-- start Record list --

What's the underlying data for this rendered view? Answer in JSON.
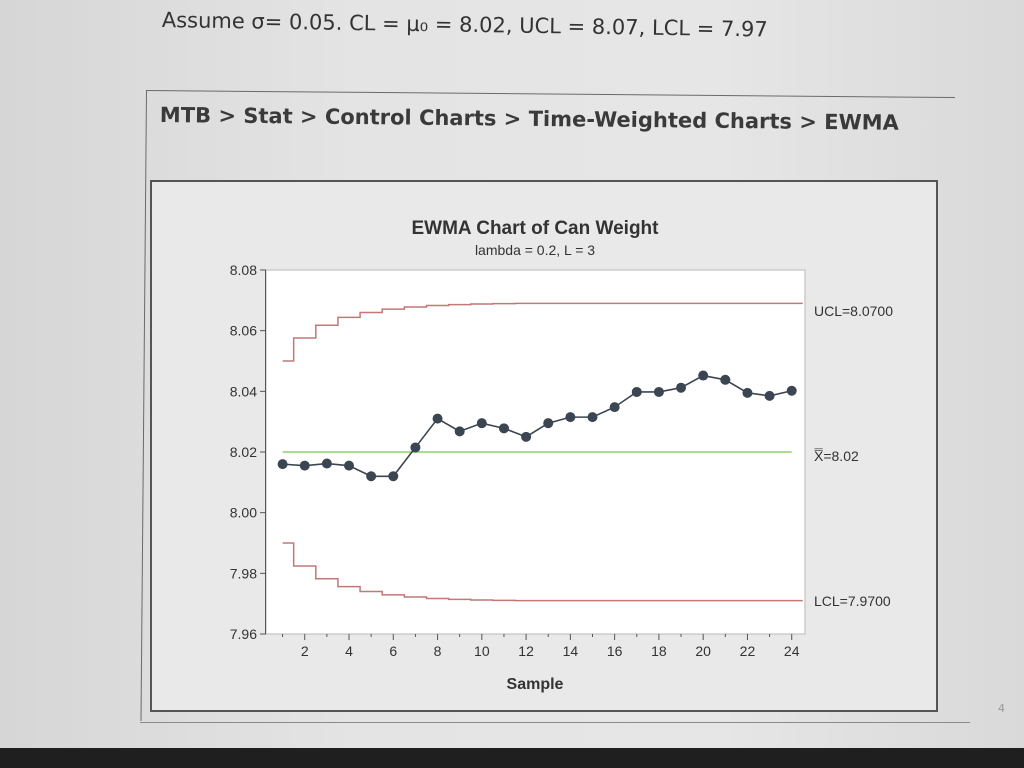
{
  "slide": {
    "assume_line": "Assume σ= 0.05.  CL = μ₀ = 8.02, UCL = 8.07, LCL = 7.97",
    "menu_path": "MTB > Stat > Control Charts > Time-Weighted Charts > EWMA",
    "page_number": "4"
  },
  "chart_data": {
    "type": "line",
    "title": "EWMA Chart of Can Weight",
    "subtitle": "lambda = 0.2, L = 3",
    "xlabel": "Sample",
    "ylabel": "",
    "xlim": [
      1,
      24
    ],
    "ylim": [
      7.96,
      8.08
    ],
    "x_ticks": [
      2,
      4,
      6,
      8,
      10,
      12,
      14,
      16,
      18,
      20,
      22,
      24
    ],
    "y_ticks": [
      7.96,
      7.98,
      8.0,
      8.02,
      8.04,
      8.06,
      8.08
    ],
    "y_tick_labels": [
      "7.96",
      "7.98",
      "8.00",
      "8.02",
      "8.04",
      "8.06",
      "8.08"
    ],
    "grid": false,
    "colors": {
      "ewma": "#3c4552",
      "limits": "#c07878",
      "center": "#8fd26c"
    },
    "series": [
      {
        "x": [
          1,
          2,
          3,
          4,
          5,
          6,
          7,
          8,
          9,
          10,
          11,
          12,
          13,
          14,
          15,
          16,
          17,
          18,
          19,
          20,
          21,
          22,
          23,
          24
        ],
        "values": [
          8.016,
          8.0155,
          8.0162,
          8.0155,
          8.012,
          8.012,
          8.0215,
          8.031,
          8.0268,
          8.0295,
          8.0278,
          8.025,
          8.0295,
          8.0315,
          8.0315,
          8.0348,
          8.0398,
          8.0398,
          8.0412,
          8.0452,
          8.0438,
          8.0395,
          8.0385,
          8.0402
        ]
      }
    ],
    "ucl": {
      "x": [
        1,
        2,
        3,
        4,
        5,
        6,
        7,
        8,
        9,
        10,
        11,
        12,
        13,
        14,
        15,
        16,
        17,
        18,
        19,
        20,
        21,
        22,
        23,
        24
      ],
      "values": [
        8.05,
        8.0576,
        8.0618,
        8.0644,
        8.066,
        8.0671,
        8.0678,
        8.0683,
        8.0686,
        8.0688,
        8.0689,
        8.069,
        8.069,
        8.069,
        8.069,
        8.069,
        8.069,
        8.069,
        8.069,
        8.069,
        8.069,
        8.069,
        8.069,
        8.069
      ]
    },
    "lcl": {
      "x": [
        1,
        2,
        3,
        4,
        5,
        6,
        7,
        8,
        9,
        10,
        11,
        12,
        13,
        14,
        15,
        16,
        17,
        18,
        19,
        20,
        21,
        22,
        23,
        24
      ],
      "values": [
        7.99,
        7.9824,
        7.9782,
        7.9756,
        7.974,
        7.9729,
        7.9722,
        7.9717,
        7.9714,
        7.9712,
        7.9711,
        7.971,
        7.971,
        7.971,
        7.971,
        7.971,
        7.971,
        7.971,
        7.971,
        7.971,
        7.971,
        7.971,
        7.971,
        7.971
      ]
    },
    "center": 8.02,
    "annotations": {
      "ucl": "UCL=8.0700",
      "center": "X̿=8.02",
      "lcl": "LCL=7.9700"
    }
  }
}
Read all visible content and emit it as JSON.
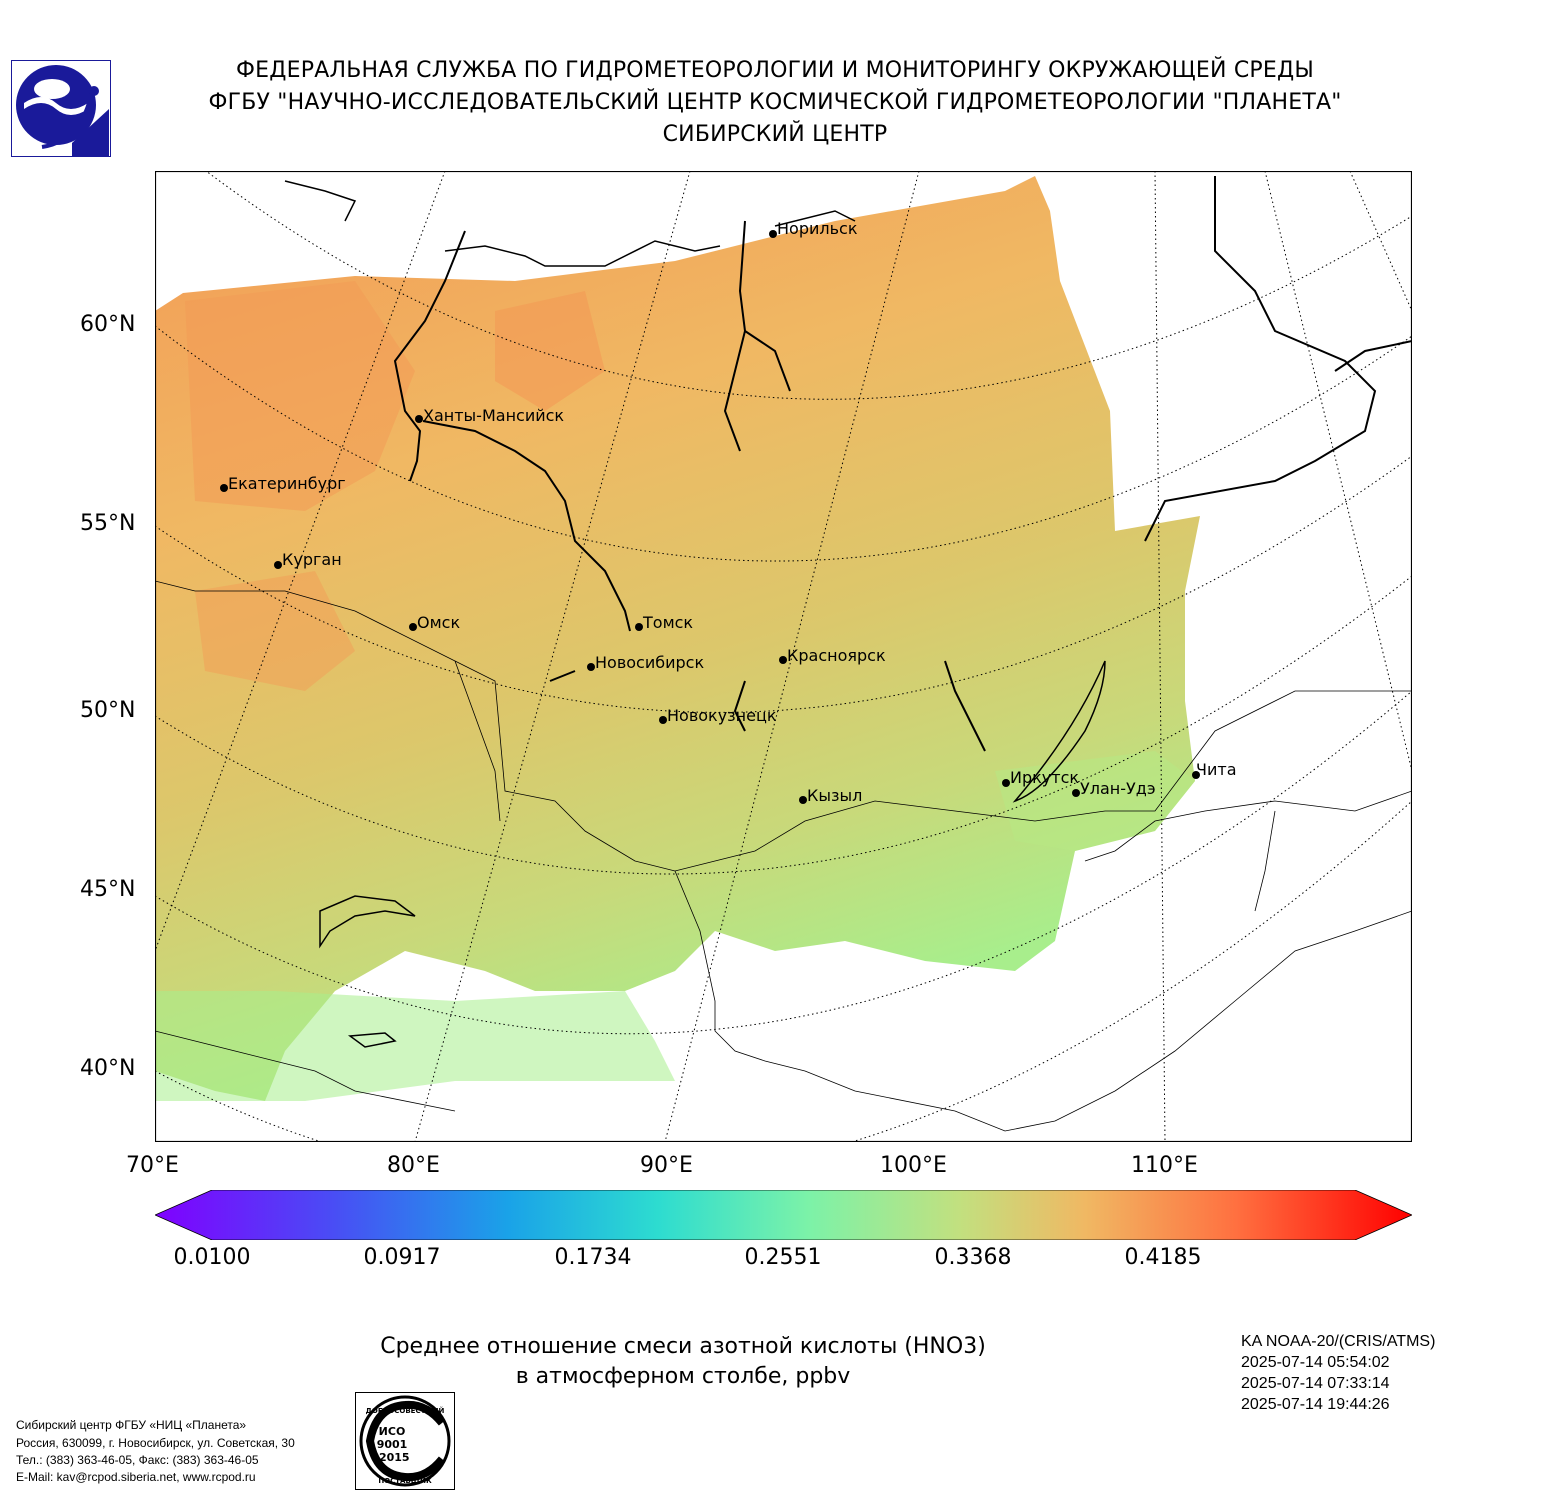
{
  "header": {
    "line1": "ФЕДЕРАЛЬНАЯ СЛУЖБА ПО ГИДРОМЕТЕОРОЛОГИИ И МОНИТОРИНГУ ОКРУЖАЮЩЕЙ СРЕДЫ",
    "line2": "ФГБУ \"НАУЧНО-ИССЛЕДОВАТЕЛЬСКИЙ ЦЕНТР КОСМИЧЕСКОЙ ГИДРОМЕТЕОРОЛОГИИ \"ПЛАНЕТА\"",
    "line3": "СИБИРСКИЙ ЦЕНТР"
  },
  "logo": {
    "icon": "roshydromet-logo",
    "color": "#1a1a9a"
  },
  "map": {
    "lat_labels": [
      "60°N",
      "55°N",
      "50°N",
      "45°N",
      "40°N"
    ],
    "lon_labels": [
      "70°E",
      "80°E",
      "90°E",
      "100°E",
      "110°E"
    ],
    "field_colors": [
      "#f39a55",
      "#f0b863",
      "#dcc76b",
      "#c8d97a",
      "#a8ee8c"
    ],
    "cities": [
      {
        "name": "Норильск"
      },
      {
        "name": "Ханты-Мансийск"
      },
      {
        "name": "Екатеринбург"
      },
      {
        "name": "Курган"
      },
      {
        "name": "Омск"
      },
      {
        "name": "Томск"
      },
      {
        "name": "Новосибирск"
      },
      {
        "name": "Красноярск"
      },
      {
        "name": "Новокузнецк"
      },
      {
        "name": "Кызыл"
      },
      {
        "name": "Иркутск"
      },
      {
        "name": "Улан-Удэ"
      },
      {
        "name": "Чита"
      }
    ]
  },
  "colorbar": {
    "ticks": [
      "0.0100",
      "0.0917",
      "0.1734",
      "0.2551",
      "0.3368",
      "0.4185"
    ],
    "colors": [
      "#8000ff",
      "#4a4cf5",
      "#1aa2e8",
      "#2ddcd0",
      "#7cf2a8",
      "#c2e07f",
      "#f0b863",
      "#ff7040",
      "#ff0000"
    ]
  },
  "caption": {
    "line1": "Среднее отношение смеси азотной кислоты (HNO3)",
    "line2": "в атмосферном столбе, ppbv"
  },
  "satellite": {
    "name": "KA NOAA-20/(CRIS/ATMS)",
    "times": [
      "2025-07-14 05:54:02",
      "2025-07-14 07:33:14",
      "2025-07-14 19:44:26"
    ]
  },
  "contacts": [
    "Сибирский центр ФГБУ «НИЦ «Планета»",
    "Россия, 630099, г. Новосибирск, ул. Советская, 30",
    "Тел.: (383) 363-46-05, Факс: (383) 363-46-05",
    "E-Mail: kav@rcpod.siberia.net, www.rcpod.ru"
  ],
  "iso_badge": {
    "top": "ДОБРОСОВЕСТНЫЙ",
    "iso": "ИСО",
    "num": "9001",
    "year": "-2015",
    "bottom": "ПОСТАВЩИК"
  }
}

-- end Record list --

- [Challenge]: Without including the pictures, reproduce all entries exactly.

- [Task output]:
What's the underlying data for this rendered view? Answer in JSON.
{
  "slide": {
    "assume_line": "Assume σ= 0.05.  CL = μ₀ = 8.02, UCL = 8.07, LCL = 7.97",
    "menu_path": "MTB > Stat > Control Charts > Time-Weighted Charts > EWMA",
    "page_number": "4"
  },
  "chart_data": {
    "type": "line",
    "title": "EWMA Chart of Can Weight",
    "subtitle": "lambda = 0.2, L = 3",
    "xlabel": "Sample",
    "ylabel": "",
    "xlim": [
      1,
      24
    ],
    "ylim": [
      7.96,
      8.08
    ],
    "x_ticks": [
      2,
      4,
      6,
      8,
      10,
      12,
      14,
      16,
      18,
      20,
      22,
      24
    ],
    "y_ticks": [
      7.96,
      7.98,
      8.0,
      8.02,
      8.04,
      8.06,
      8.08
    ],
    "y_tick_labels": [
      "7.96",
      "7.98",
      "8.00",
      "8.02",
      "8.04",
      "8.06",
      "8.08"
    ],
    "grid": false,
    "colors": {
      "ewma": "#3c4552",
      "limits": "#c07878",
      "center": "#8fd26c"
    },
    "series": [
      {
        "x": [
          1,
          2,
          3,
          4,
          5,
          6,
          7,
          8,
          9,
          10,
          11,
          12,
          13,
          14,
          15,
          16,
          17,
          18,
          19,
          20,
          21,
          22,
          23,
          24
        ],
        "values": [
          8.016,
          8.0155,
          8.0162,
          8.0155,
          8.012,
          8.012,
          8.0215,
          8.031,
          8.0268,
          8.0295,
          8.0278,
          8.025,
          8.0295,
          8.0315,
          8.0315,
          8.0348,
          8.0398,
          8.0398,
          8.0412,
          8.0452,
          8.0438,
          8.0395,
          8.0385,
          8.0402
        ]
      }
    ],
    "ucl": {
      "x": [
        1,
        2,
        3,
        4,
        5,
        6,
        7,
        8,
        9,
        10,
        11,
        12,
        13,
        14,
        15,
        16,
        17,
        18,
        19,
        20,
        21,
        22,
        23,
        24
      ],
      "values": [
        8.05,
        8.0576,
        8.0618,
        8.0644,
        8.066,
        8.0671,
        8.0678,
        8.0683,
        8.0686,
        8.0688,
        8.0689,
        8.069,
        8.069,
        8.069,
        8.069,
        8.069,
        8.069,
        8.069,
        8.069,
        8.069,
        8.069,
        8.069,
        8.069,
        8.069
      ]
    },
    "lcl": {
      "x": [
        1,
        2,
        3,
        4,
        5,
        6,
        7,
        8,
        9,
        10,
        11,
        12,
        13,
        14,
        15,
        16,
        17,
        18,
        19,
        20,
        21,
        22,
        23,
        24
      ],
      "values": [
        7.99,
        7.9824,
        7.9782,
        7.9756,
        7.974,
        7.9729,
        7.9722,
        7.9717,
        7.9714,
        7.9712,
        7.9711,
        7.971,
        7.971,
        7.971,
        7.971,
        7.971,
        7.971,
        7.971,
        7.971,
        7.971,
        7.971,
        7.971,
        7.971,
        7.971
      ]
    },
    "center": 8.02,
    "annotations": {
      "ucl": "UCL=8.0700",
      "center": "X̿=8.02",
      "lcl": "LCL=7.9700"
    }
  }
}
Read all visible content and emit it as JSON.
{
  "header": {
    "line1": "ФЕДЕРАЛЬНАЯ СЛУЖБА ПО ГИДРОМЕТЕОРОЛОГИИ И МОНИТОРИНГУ ОКРУЖАЮЩЕЙ СРЕДЫ",
    "line2": "ФГБУ \"НАУЧНО-ИССЛЕДОВАТЕЛЬСКИЙ ЦЕНТР КОСМИЧЕСКОЙ ГИДРОМЕТЕОРОЛОГИИ \"ПЛАНЕТА\"",
    "line3": "СИБИРСКИЙ ЦЕНТР"
  },
  "logo": {
    "icon": "roshydromet-logo",
    "color": "#1a1a9a"
  },
  "map": {
    "lat_labels": [
      "60°N",
      "55°N",
      "50°N",
      "45°N",
      "40°N"
    ],
    "lon_labels": [
      "70°E",
      "80°E",
      "90°E",
      "100°E",
      "110°E"
    ],
    "field_colors": [
      "#f39a55",
      "#f0b863",
      "#dcc76b",
      "#c8d97a",
      "#a8ee8c"
    ],
    "cities": [
      {
        "name": "Норильск"
      },
      {
        "name": "Ханты-Мансийск"
      },
      {
        "name": "Екатеринбург"
      },
      {
        "name": "Курган"
      },
      {
        "name": "Омск"
      },
      {
        "name": "Томск"
      },
      {
        "name": "Новосибирск"
      },
      {
        "name": "Красноярск"
      },
      {
        "name": "Новокузнецк"
      },
      {
        "name": "Кызыл"
      },
      {
        "name": "Иркутск"
      },
      {
        "name": "Улан-Удэ"
      },
      {
        "name": "Чита"
      }
    ]
  },
  "colorbar": {
    "ticks": [
      "0.0100",
      "0.0917",
      "0.1734",
      "0.2551",
      "0.3368",
      "0.4185"
    ],
    "colors": [
      "#8000ff",
      "#4a4cf5",
      "#1aa2e8",
      "#2ddcd0",
      "#7cf2a8",
      "#c2e07f",
      "#f0b863",
      "#ff7040",
      "#ff0000"
    ]
  },
  "caption": {
    "line1": "Среднее отношение смеси азотной кислоты (HNO3)",
    "line2": "в атмосферном столбе, ppbv"
  },
  "satellite": {
    "name": "KA NOAA-20/(CRIS/ATMS)",
    "times": [
      "2025-07-14 05:54:02",
      "2025-07-14 07:33:14",
      "2025-07-14 19:44:26"
    ]
  },
  "contacts": [
    "Сибирский центр ФГБУ «НИЦ «Планета»",
    "Россия, 630099, г. Новосибирск, ул. Советская, 30",
    "Тел.: (383) 363-46-05, Факс: (383) 363-46-05",
    "E-Mail: kav@rcpod.siberia.net, www.rcpod.ru"
  ],
  "iso_badge": {
    "top": "ДОБРОСОВЕСТНЫЙ",
    "iso": "ИСО",
    "num": "9001",
    "year": "-2015",
    "bottom": "ПОСТАВЩИК"
  }
}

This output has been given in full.